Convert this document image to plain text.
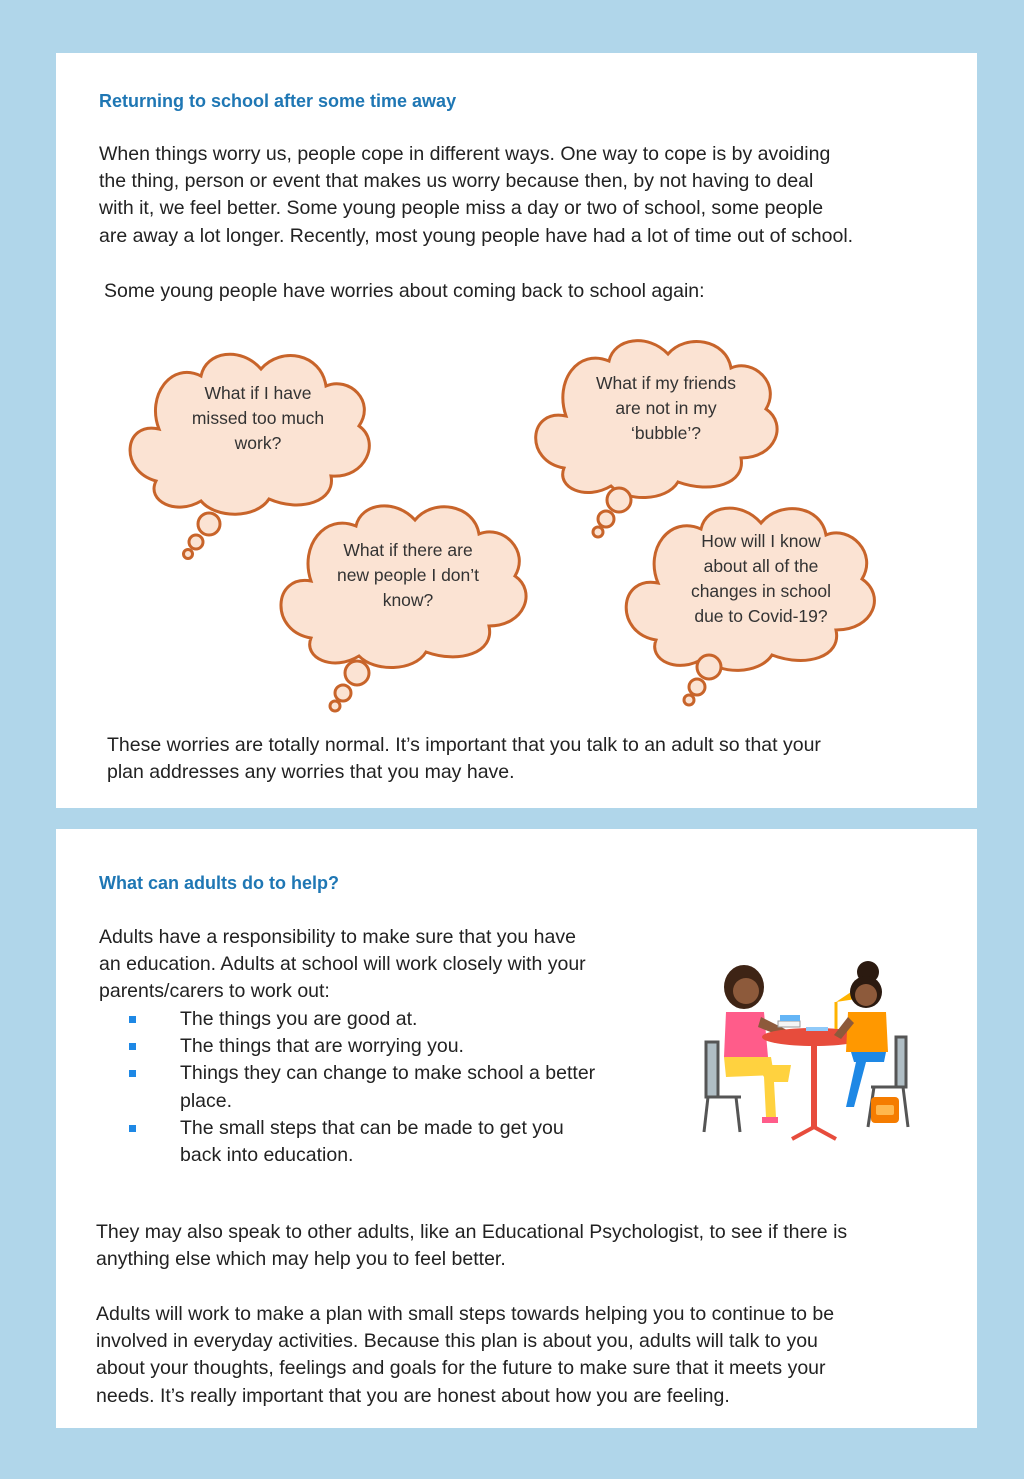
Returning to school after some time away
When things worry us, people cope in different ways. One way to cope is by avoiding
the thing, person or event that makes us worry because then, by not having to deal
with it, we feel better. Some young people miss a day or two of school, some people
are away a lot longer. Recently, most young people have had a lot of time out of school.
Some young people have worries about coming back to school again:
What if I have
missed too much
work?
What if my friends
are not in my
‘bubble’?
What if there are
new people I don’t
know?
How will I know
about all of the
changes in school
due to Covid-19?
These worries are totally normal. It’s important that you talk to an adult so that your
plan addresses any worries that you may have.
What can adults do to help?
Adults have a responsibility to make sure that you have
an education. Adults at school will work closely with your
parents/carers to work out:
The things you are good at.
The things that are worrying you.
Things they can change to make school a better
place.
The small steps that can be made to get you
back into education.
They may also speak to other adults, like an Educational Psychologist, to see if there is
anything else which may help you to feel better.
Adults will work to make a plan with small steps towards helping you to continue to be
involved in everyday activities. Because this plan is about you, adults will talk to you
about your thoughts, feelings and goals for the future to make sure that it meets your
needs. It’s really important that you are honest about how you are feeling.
______
Goal: Show all lines in the entries above where the word "young" appears.

Output below:
with it, we feel better. Some young people miss a day or two of school, some people
are away a lot longer. Recently, most young people have had a lot of time out of school.
Some young people have worries about coming back to school again:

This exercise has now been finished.